## Exercise brief
Output the material below unchanged, apart from leaving out the pictures.

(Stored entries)
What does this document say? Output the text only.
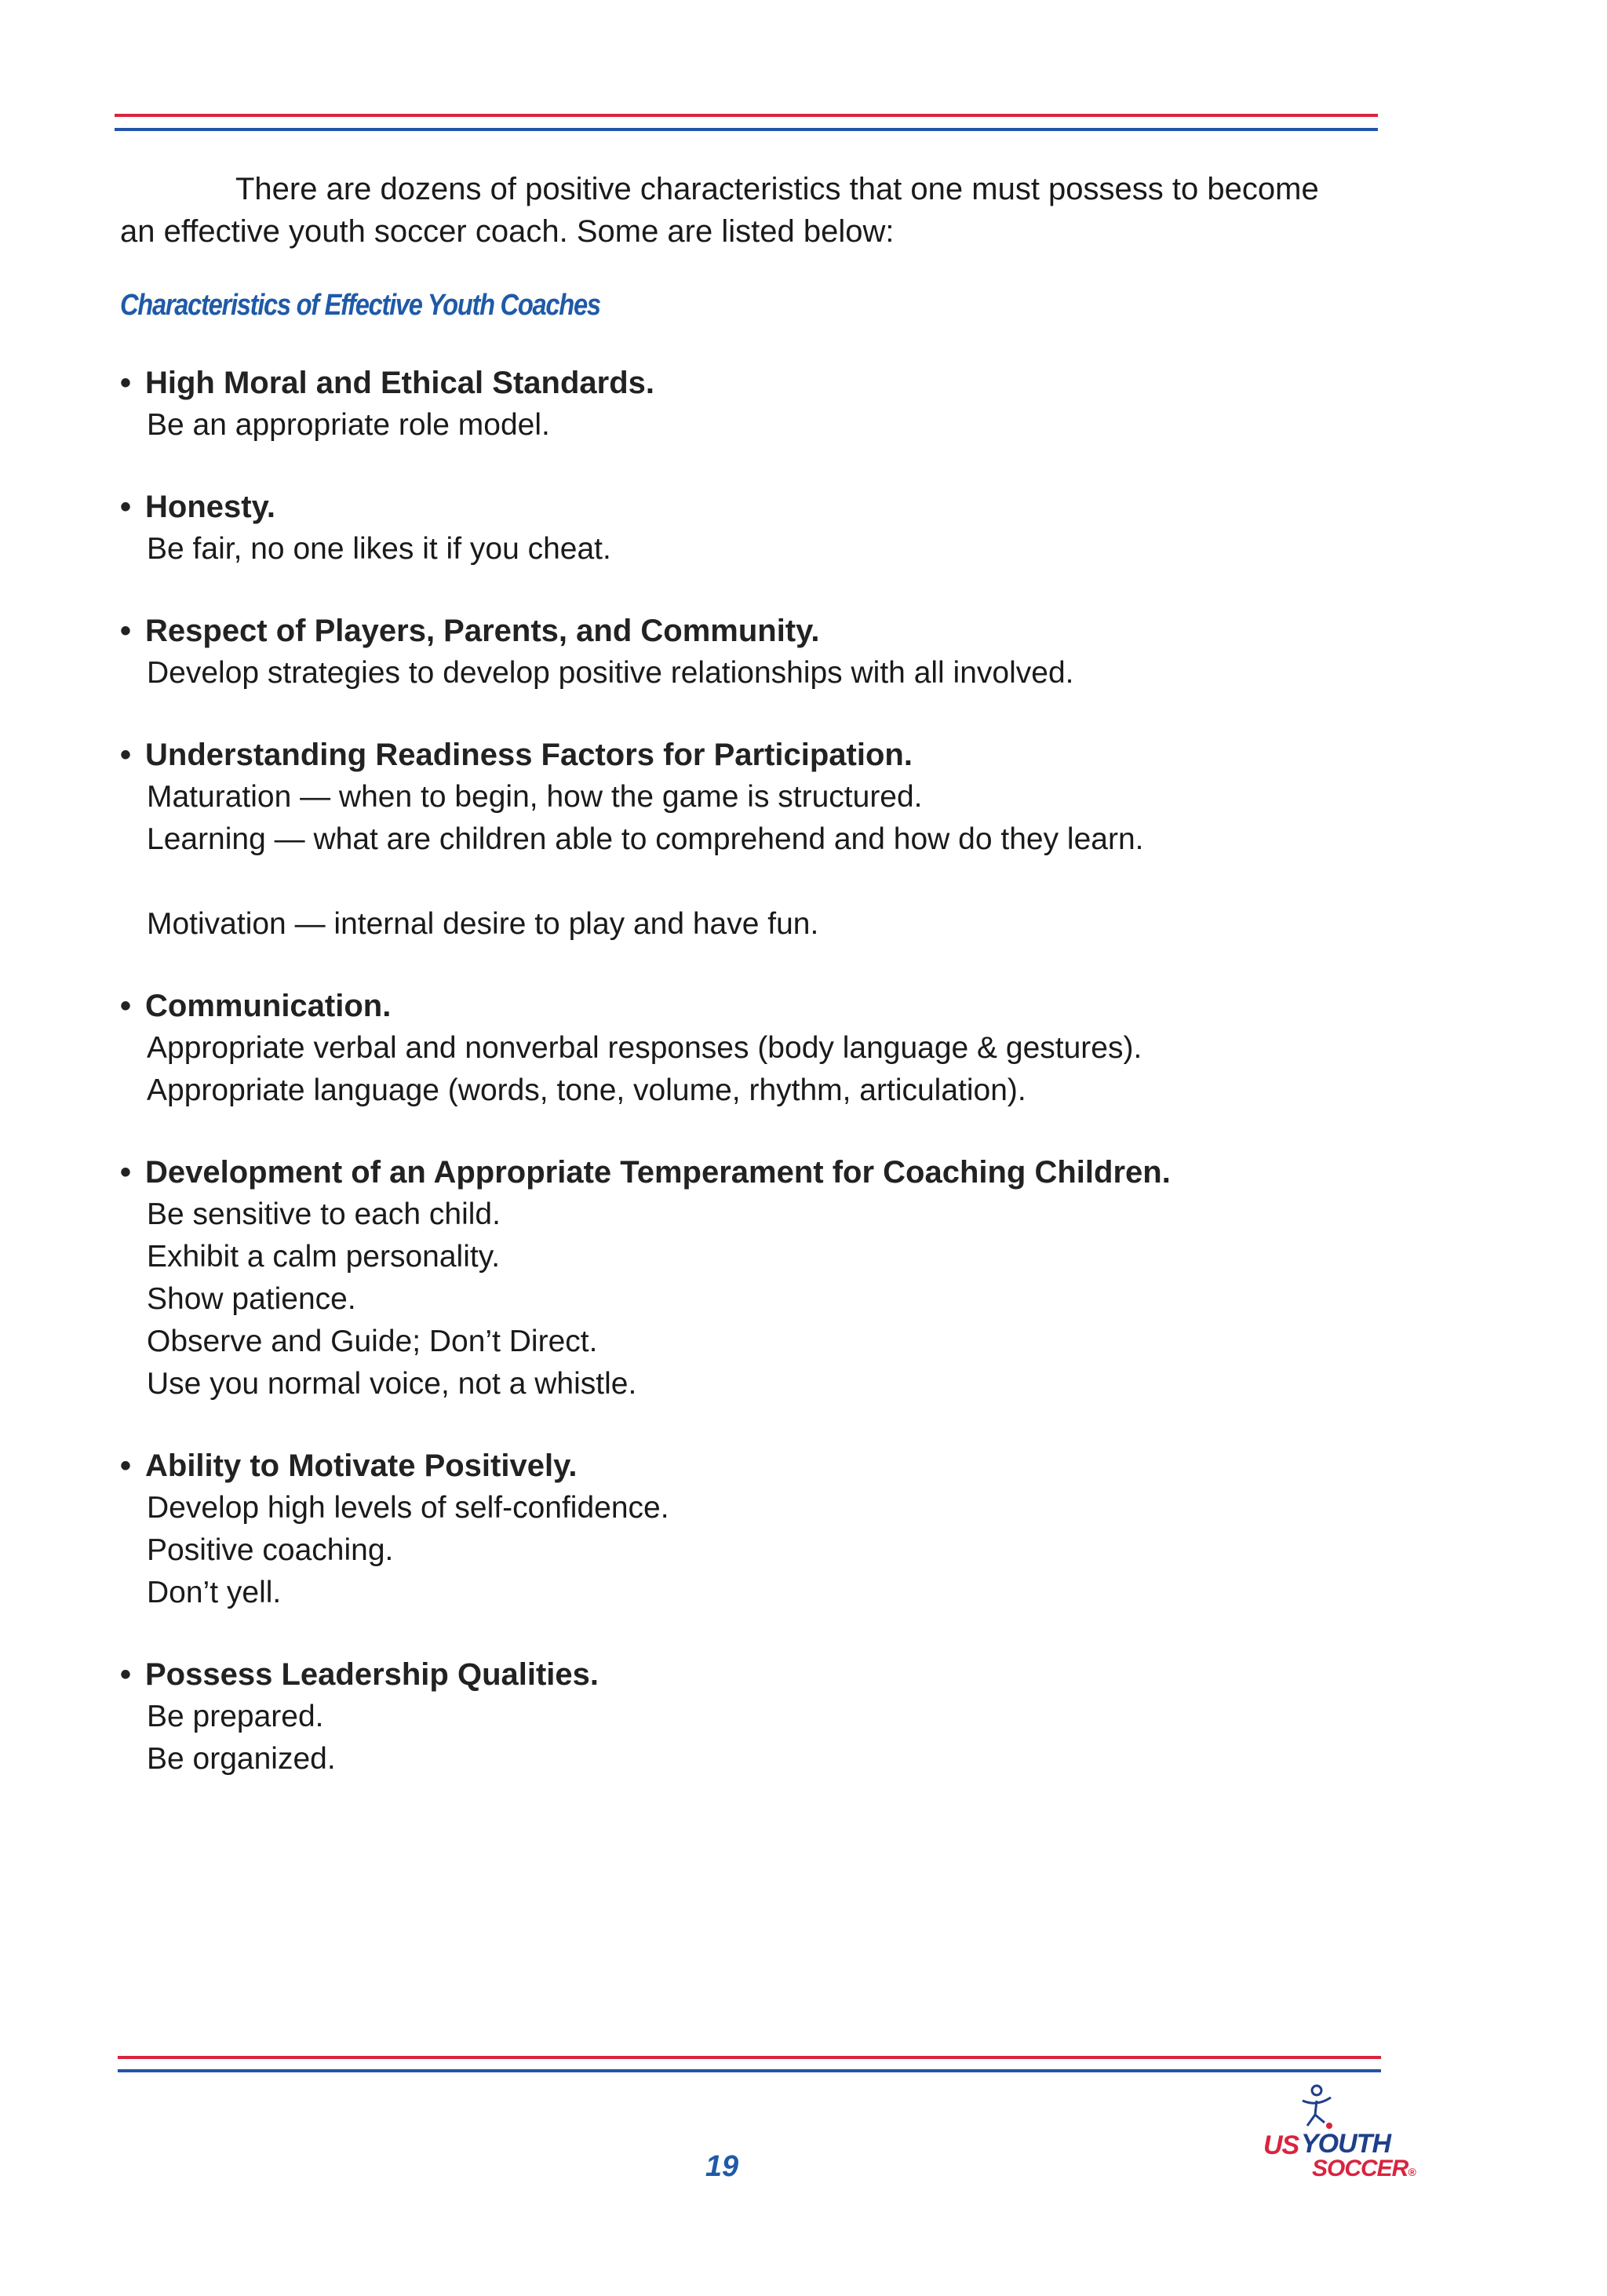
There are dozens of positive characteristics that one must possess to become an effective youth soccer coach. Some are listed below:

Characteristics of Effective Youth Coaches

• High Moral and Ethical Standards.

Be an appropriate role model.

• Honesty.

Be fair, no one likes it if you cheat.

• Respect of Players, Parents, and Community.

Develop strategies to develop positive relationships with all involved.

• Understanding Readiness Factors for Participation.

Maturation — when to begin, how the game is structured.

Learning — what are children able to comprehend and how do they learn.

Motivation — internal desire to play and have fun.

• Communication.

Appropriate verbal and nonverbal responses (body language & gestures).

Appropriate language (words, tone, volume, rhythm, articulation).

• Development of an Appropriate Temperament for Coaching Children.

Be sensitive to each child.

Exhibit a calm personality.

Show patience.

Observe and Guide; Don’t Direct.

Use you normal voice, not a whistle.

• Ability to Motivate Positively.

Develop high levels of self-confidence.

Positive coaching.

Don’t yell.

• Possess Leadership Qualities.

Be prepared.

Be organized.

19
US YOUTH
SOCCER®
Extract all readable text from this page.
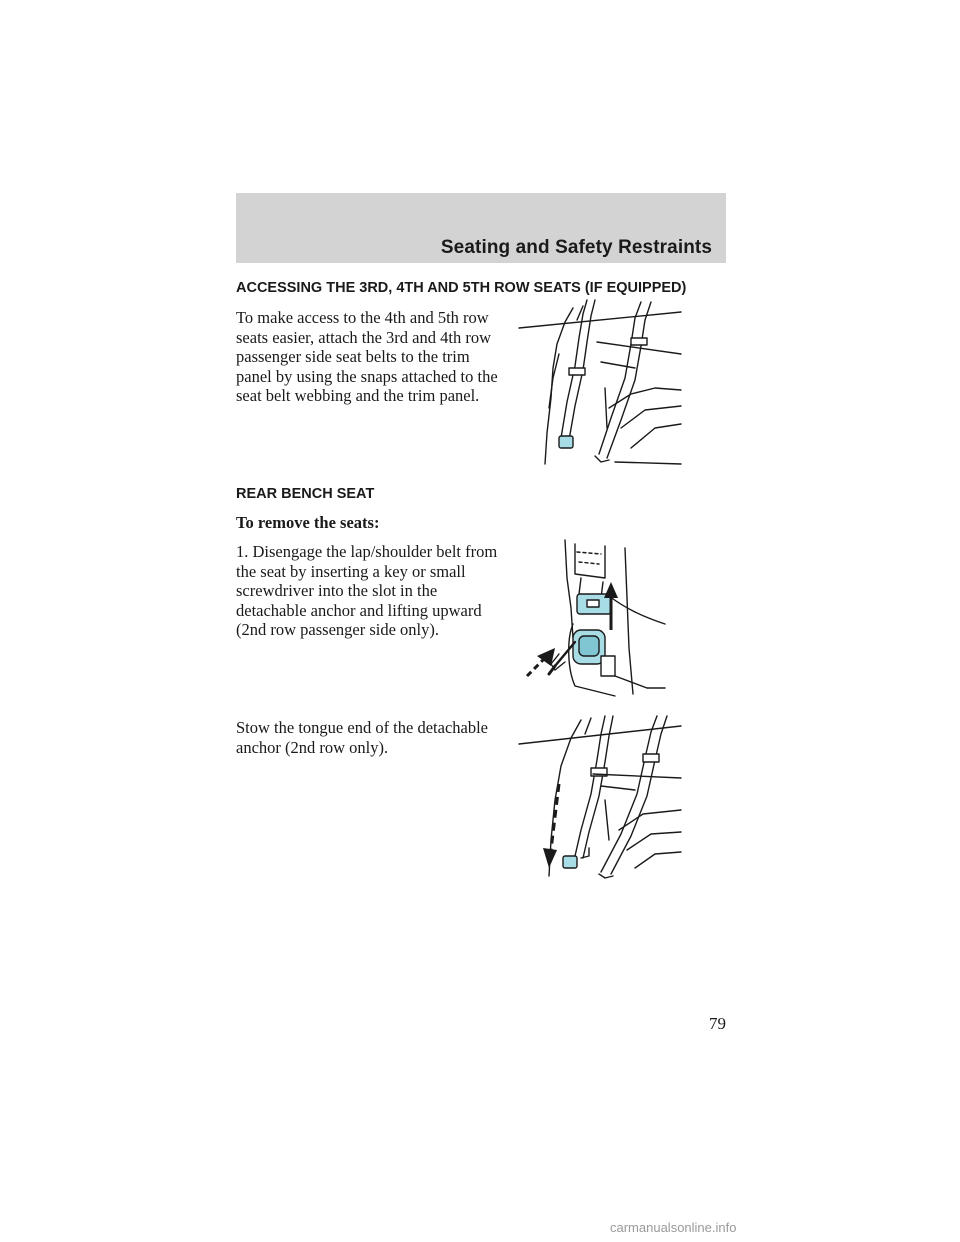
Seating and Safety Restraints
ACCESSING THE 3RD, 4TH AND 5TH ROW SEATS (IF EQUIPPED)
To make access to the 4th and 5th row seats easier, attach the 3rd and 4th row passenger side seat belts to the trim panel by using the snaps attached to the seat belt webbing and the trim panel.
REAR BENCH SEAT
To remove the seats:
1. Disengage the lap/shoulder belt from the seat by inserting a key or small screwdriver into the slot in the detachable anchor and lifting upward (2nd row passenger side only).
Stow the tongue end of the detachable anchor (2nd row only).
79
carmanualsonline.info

## Expected output
What does this document say? Output the text only.
There are dozens of positive characteristics that one must possess to become an effective youth soccer coach. Some are listed below:

Characteristics of Effective Youth Coaches

• High Moral and Ethical Standards.

Be an appropriate role model.

• Honesty.

Be fair, no one likes it if you cheat.

• Respect of Players, Parents, and Community.

Develop strategies to develop positive relationships with all involved.

• Understanding Readiness Factors for Participation.

Maturation — when to begin, how the game is structured.

Learning — what are children able to comprehend and how do they learn.

Motivation — internal desire to play and have fun.

• Communication.

Appropriate verbal and nonverbal responses (body language & gestures).

Appropriate language (words, tone, volume, rhythm, articulation).

• Development of an Appropriate Temperament for Coaching Children.

Be sensitive to each child.

Exhibit a calm personality.

Show patience.

Observe and Guide; Don’t Direct.

Use you normal voice, not a whistle.

• Ability to Motivate Positively.

Develop high levels of self-confidence.

Positive coaching.

Don’t yell.

• Possess Leadership Qualities.

Be prepared.

Be organized.

19
US YOUTH
SOCCER®
Extract all readable text from this page.
Seating and Safety Restraints
ACCESSING THE 3RD, 4TH AND 5TH ROW SEATS (IF EQUIPPED)
To make access to the 4th and 5th row seats easier, attach the 3rd and 4th row passenger side seat belts to the trim panel by using the snaps attached to the seat belt webbing and the trim panel.
REAR BENCH SEAT
To remove the seats:
1. Disengage the lap/shoulder belt from the seat by inserting a key or small screwdriver into the slot in the detachable anchor and lifting upward (2nd row passenger side only).
Stow the tongue end of the detachable anchor (2nd row only).
79
carmanualsonline.info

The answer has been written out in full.